Task requirements: Isolate every line in the records below with "Reference" in it.

Data excerpts start

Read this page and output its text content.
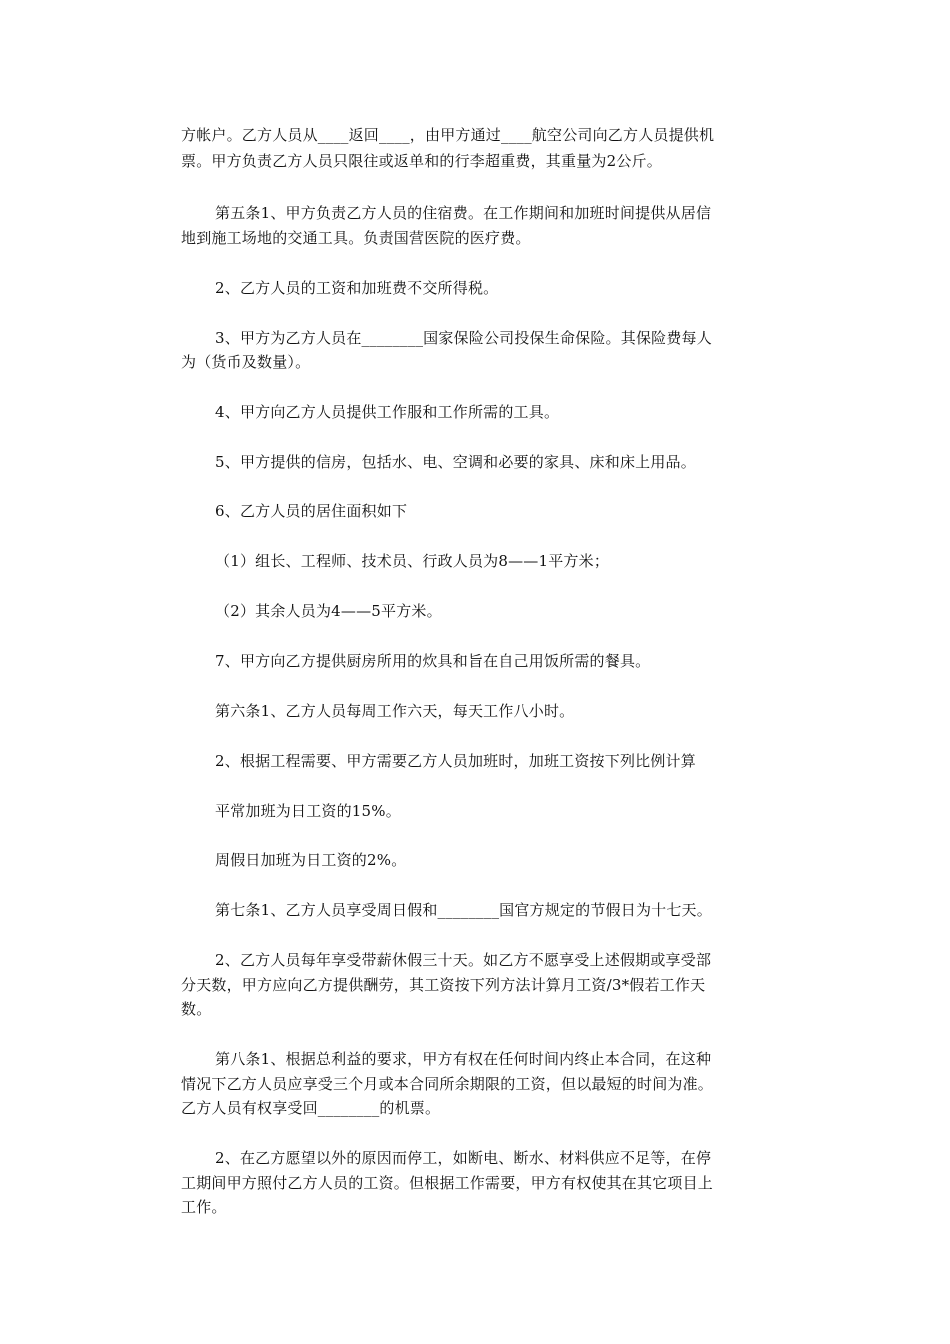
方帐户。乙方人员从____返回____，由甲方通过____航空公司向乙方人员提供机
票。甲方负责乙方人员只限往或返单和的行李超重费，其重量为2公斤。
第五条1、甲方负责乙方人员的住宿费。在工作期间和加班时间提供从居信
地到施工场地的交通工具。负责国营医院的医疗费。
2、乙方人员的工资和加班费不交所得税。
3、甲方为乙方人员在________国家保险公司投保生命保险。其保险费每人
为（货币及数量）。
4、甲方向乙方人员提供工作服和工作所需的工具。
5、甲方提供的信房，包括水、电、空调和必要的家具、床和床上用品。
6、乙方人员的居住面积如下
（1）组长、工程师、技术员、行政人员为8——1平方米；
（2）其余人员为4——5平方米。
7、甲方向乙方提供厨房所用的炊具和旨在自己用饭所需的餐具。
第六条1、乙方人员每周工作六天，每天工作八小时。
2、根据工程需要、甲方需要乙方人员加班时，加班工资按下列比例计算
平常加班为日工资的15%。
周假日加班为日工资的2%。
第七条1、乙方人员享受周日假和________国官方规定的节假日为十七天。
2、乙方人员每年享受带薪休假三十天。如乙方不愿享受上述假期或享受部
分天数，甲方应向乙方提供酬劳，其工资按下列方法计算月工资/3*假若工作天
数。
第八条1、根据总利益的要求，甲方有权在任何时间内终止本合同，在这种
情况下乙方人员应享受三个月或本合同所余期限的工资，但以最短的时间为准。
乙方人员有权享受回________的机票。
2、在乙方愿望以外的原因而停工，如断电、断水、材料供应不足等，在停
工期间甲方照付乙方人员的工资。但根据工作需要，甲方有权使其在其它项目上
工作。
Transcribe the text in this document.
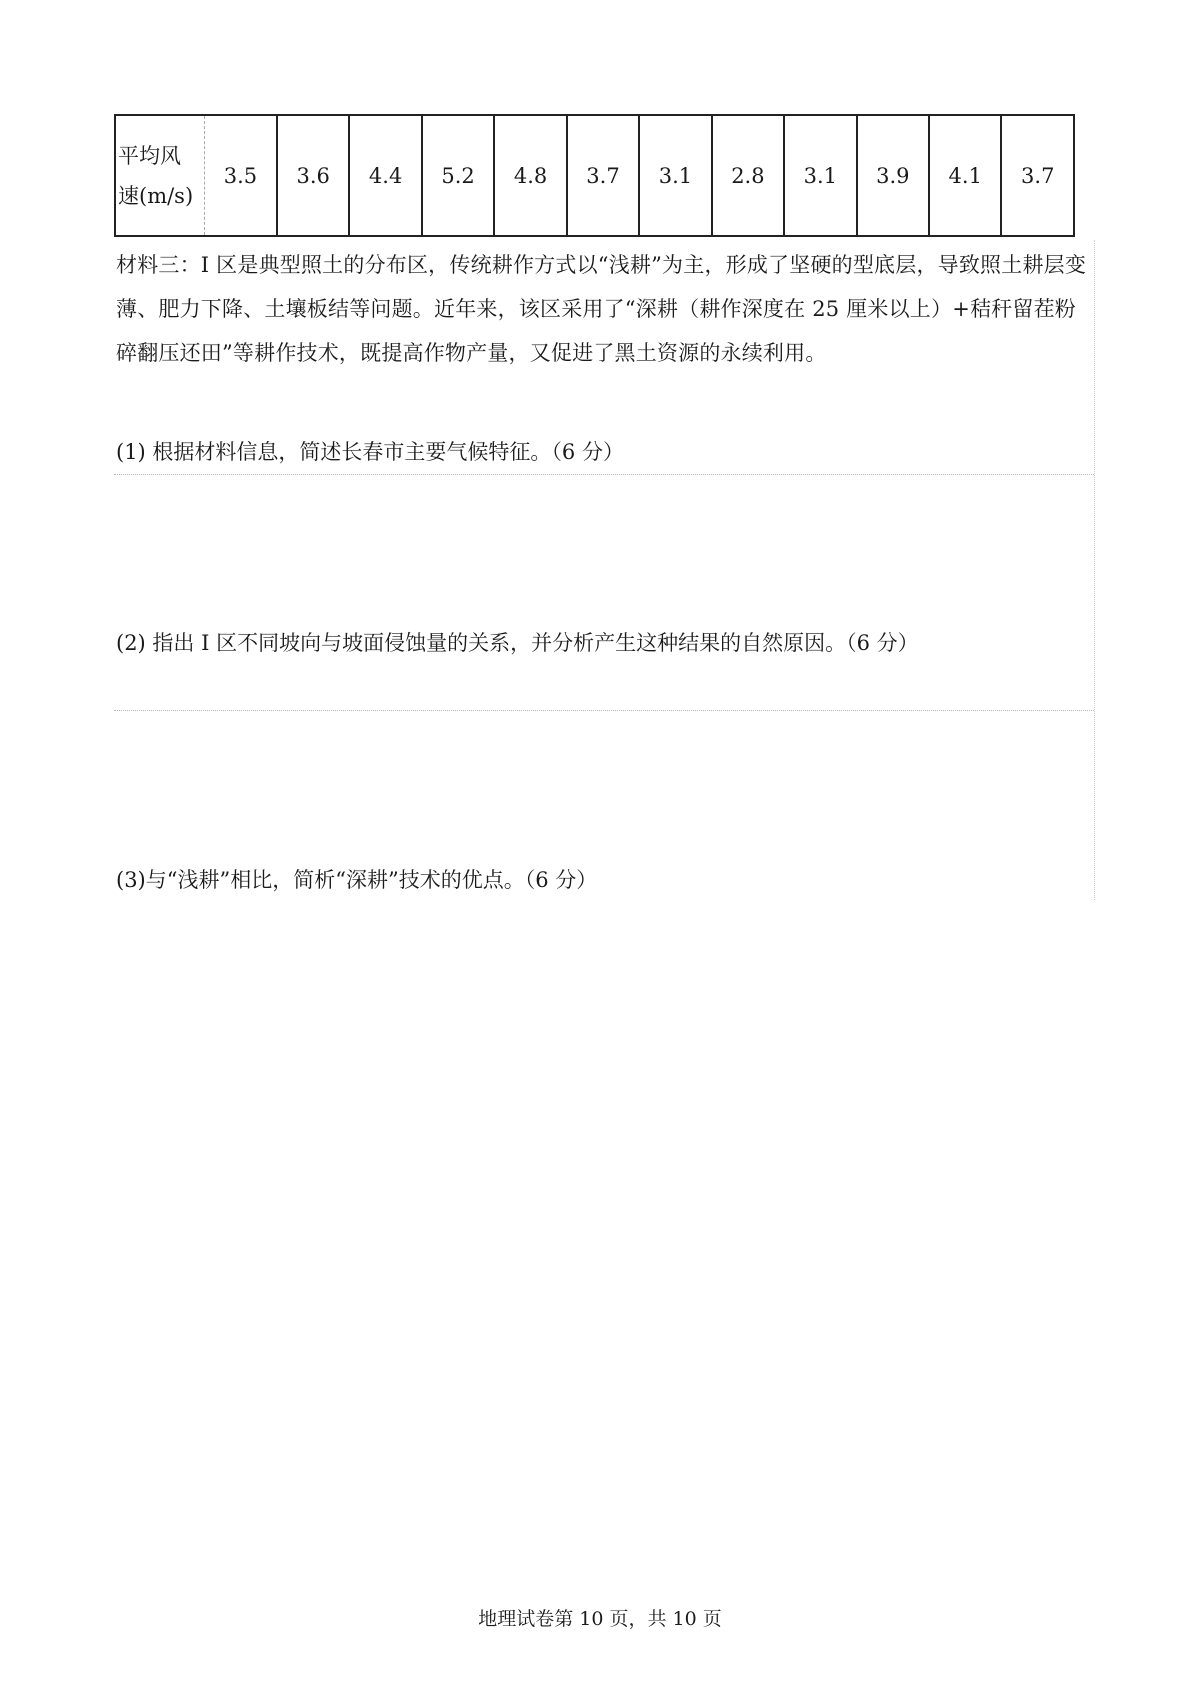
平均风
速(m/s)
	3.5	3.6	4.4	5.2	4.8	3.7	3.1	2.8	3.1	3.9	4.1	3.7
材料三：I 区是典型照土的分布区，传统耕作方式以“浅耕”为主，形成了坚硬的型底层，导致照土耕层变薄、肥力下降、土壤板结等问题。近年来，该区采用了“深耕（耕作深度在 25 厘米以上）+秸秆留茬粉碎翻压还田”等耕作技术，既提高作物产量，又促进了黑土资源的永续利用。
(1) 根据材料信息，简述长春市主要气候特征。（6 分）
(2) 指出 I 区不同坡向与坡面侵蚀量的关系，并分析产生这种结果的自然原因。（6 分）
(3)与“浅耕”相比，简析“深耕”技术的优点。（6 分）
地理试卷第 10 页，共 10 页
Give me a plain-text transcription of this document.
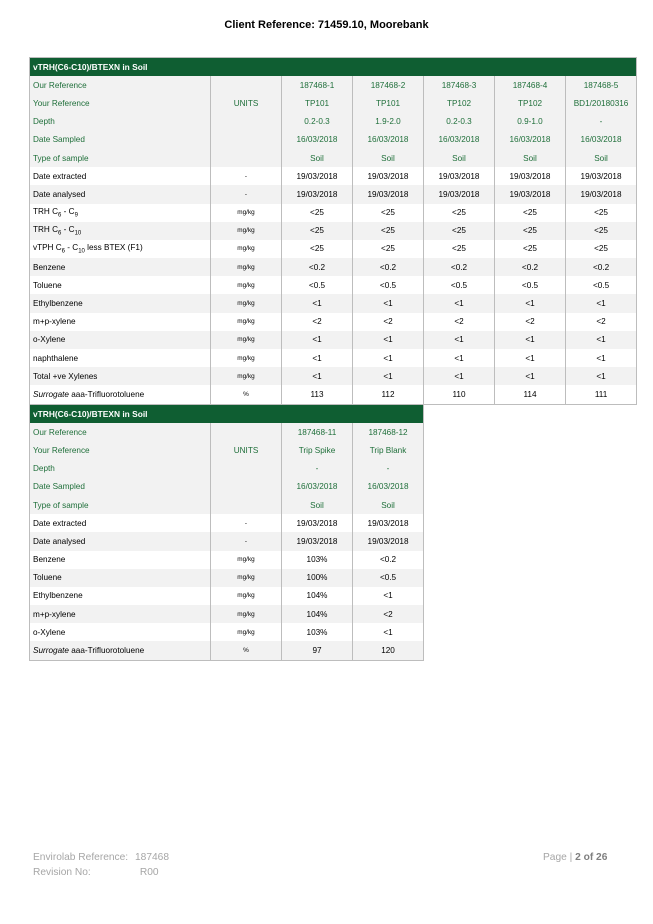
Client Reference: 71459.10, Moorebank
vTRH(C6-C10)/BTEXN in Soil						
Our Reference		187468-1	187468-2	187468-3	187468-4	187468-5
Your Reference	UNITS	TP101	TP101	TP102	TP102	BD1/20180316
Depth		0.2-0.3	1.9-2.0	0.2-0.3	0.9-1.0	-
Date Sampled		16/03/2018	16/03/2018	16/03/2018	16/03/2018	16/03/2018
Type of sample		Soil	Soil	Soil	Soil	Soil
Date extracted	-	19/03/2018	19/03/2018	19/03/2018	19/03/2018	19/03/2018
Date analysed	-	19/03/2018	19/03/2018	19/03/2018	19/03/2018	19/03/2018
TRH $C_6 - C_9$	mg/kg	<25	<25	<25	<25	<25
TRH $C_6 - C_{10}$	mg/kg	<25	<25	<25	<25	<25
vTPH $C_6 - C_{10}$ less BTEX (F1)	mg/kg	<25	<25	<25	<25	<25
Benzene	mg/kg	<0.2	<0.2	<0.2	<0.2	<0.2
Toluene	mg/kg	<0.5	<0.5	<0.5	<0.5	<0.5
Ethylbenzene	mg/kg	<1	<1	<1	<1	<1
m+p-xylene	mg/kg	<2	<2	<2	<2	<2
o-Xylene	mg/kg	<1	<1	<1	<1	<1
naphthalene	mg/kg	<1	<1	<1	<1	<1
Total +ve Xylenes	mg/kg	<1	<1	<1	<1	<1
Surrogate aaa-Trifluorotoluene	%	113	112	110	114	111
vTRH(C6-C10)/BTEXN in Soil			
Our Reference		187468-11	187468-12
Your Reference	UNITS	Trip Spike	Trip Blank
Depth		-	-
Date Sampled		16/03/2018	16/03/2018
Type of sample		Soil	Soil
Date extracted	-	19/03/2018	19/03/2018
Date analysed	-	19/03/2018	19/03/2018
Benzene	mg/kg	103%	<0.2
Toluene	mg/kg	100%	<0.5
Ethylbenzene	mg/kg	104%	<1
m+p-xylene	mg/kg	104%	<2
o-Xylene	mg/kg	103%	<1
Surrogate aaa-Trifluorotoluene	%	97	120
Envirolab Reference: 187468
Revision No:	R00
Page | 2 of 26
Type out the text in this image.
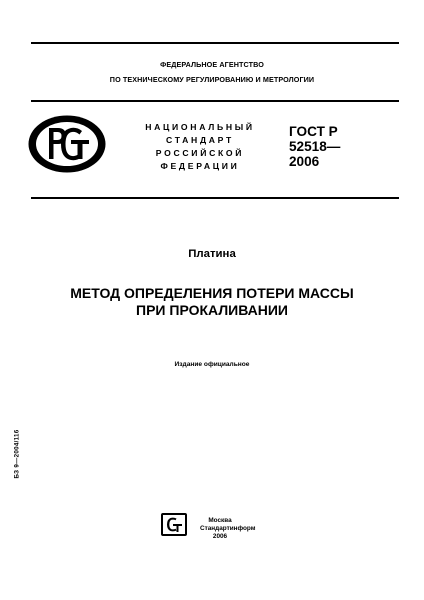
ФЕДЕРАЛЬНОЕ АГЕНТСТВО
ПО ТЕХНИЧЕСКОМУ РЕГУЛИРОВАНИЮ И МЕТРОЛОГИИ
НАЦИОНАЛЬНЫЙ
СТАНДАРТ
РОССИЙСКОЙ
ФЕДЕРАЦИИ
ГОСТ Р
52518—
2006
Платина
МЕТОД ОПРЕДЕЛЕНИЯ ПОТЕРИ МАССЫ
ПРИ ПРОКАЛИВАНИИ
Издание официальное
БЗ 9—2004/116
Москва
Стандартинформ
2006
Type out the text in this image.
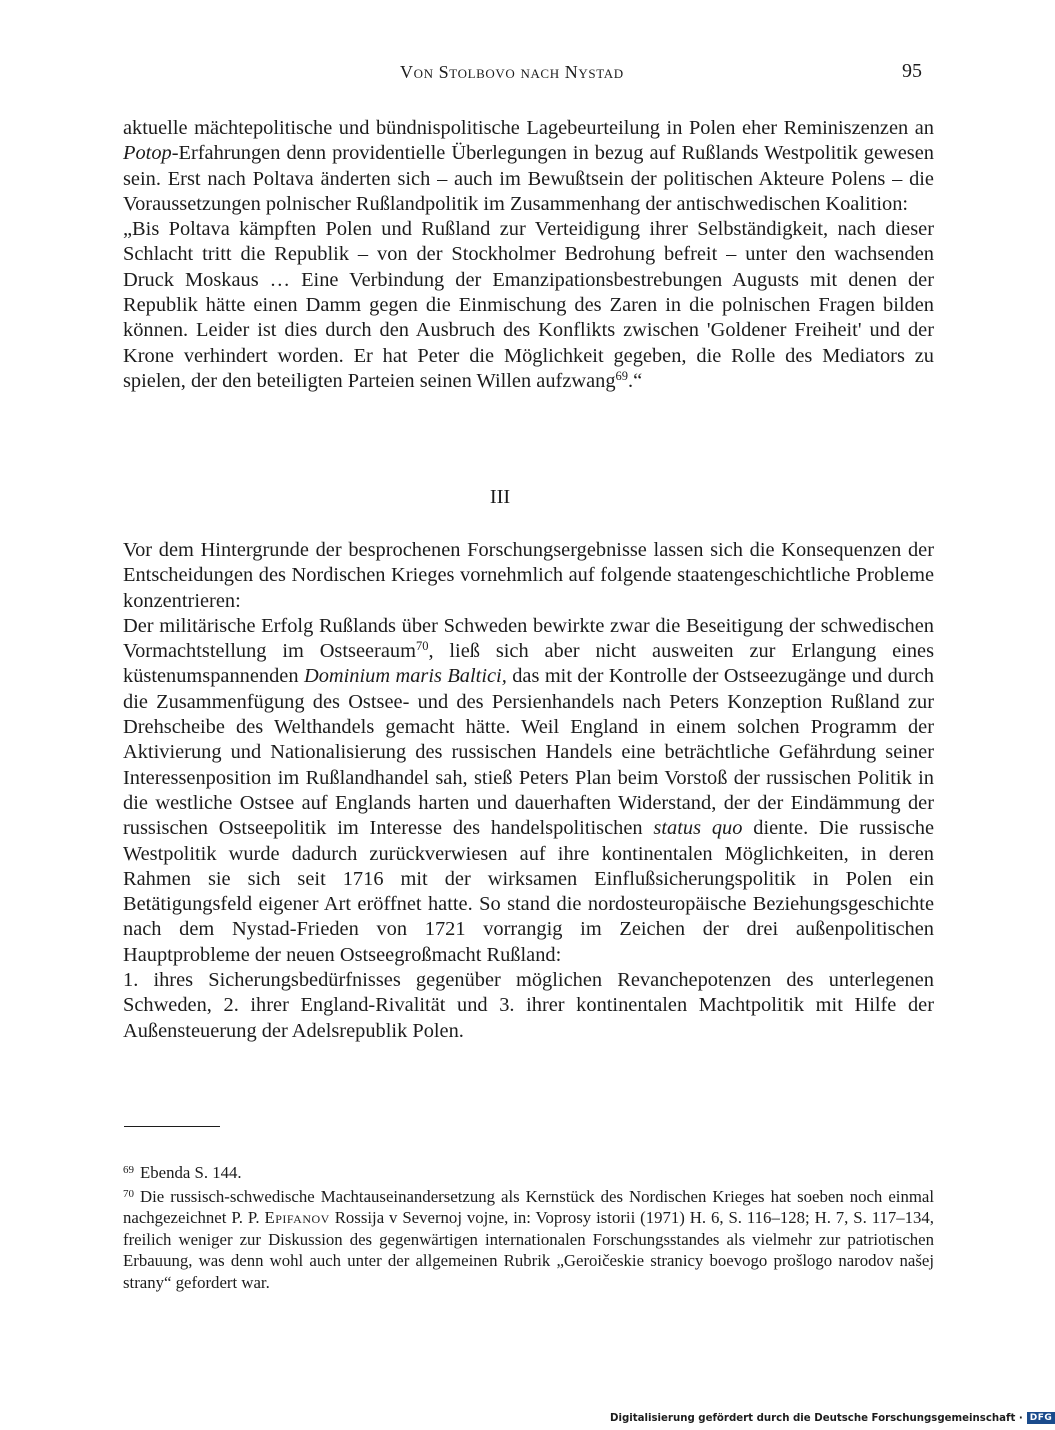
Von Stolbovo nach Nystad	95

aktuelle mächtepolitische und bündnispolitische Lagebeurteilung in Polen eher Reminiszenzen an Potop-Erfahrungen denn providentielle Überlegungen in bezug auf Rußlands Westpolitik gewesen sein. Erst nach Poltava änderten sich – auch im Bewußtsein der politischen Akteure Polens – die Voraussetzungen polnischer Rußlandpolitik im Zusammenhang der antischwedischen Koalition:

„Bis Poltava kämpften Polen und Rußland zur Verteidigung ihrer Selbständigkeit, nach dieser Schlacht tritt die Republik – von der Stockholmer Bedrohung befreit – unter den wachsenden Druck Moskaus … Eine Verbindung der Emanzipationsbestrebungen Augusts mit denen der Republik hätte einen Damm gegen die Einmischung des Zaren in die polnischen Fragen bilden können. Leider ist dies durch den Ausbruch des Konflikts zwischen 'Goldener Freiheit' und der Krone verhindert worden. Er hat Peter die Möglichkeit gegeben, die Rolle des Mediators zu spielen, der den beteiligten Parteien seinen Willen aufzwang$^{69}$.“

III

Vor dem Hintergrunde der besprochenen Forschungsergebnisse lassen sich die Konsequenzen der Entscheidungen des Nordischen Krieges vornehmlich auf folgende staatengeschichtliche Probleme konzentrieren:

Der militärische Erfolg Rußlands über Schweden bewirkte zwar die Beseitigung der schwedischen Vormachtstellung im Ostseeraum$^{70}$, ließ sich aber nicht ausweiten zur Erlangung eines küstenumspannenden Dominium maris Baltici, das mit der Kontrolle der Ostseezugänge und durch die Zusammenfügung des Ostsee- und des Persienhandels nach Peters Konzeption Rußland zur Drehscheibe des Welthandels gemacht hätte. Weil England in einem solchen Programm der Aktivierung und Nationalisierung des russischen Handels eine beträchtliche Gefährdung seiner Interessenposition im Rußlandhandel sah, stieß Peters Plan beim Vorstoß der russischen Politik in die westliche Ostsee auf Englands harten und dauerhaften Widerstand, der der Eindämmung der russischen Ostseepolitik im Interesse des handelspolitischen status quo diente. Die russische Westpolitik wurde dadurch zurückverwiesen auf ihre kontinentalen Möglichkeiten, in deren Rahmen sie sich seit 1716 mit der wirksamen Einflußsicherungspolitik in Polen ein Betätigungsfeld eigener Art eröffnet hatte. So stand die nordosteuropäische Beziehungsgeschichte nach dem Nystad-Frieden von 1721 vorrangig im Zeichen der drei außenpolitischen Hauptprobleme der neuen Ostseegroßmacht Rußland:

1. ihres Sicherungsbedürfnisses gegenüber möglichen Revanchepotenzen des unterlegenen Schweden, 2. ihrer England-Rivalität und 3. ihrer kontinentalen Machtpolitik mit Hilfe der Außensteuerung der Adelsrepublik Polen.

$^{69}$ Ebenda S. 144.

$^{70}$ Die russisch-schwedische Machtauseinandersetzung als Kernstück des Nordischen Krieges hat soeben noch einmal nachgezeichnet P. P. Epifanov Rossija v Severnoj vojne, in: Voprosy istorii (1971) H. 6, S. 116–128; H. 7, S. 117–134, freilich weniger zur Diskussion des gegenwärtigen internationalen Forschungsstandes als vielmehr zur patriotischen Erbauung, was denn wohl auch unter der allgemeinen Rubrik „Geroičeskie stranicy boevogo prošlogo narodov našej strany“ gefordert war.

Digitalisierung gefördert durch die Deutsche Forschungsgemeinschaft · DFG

Data excerpts end

Exercise solution:
Client Reference: 71459.10, Moorebank
Our Reference		187468-1	187468-2	187468-3	187468-4	187468-5
Your Reference	UNITS	TP101	TP101	TP102	TP102	BD1/20180316
Our Reference		187468-11	187468-12
Your Reference	UNITS	Trip Spike	Trip Blank
Envirolab Reference: 187468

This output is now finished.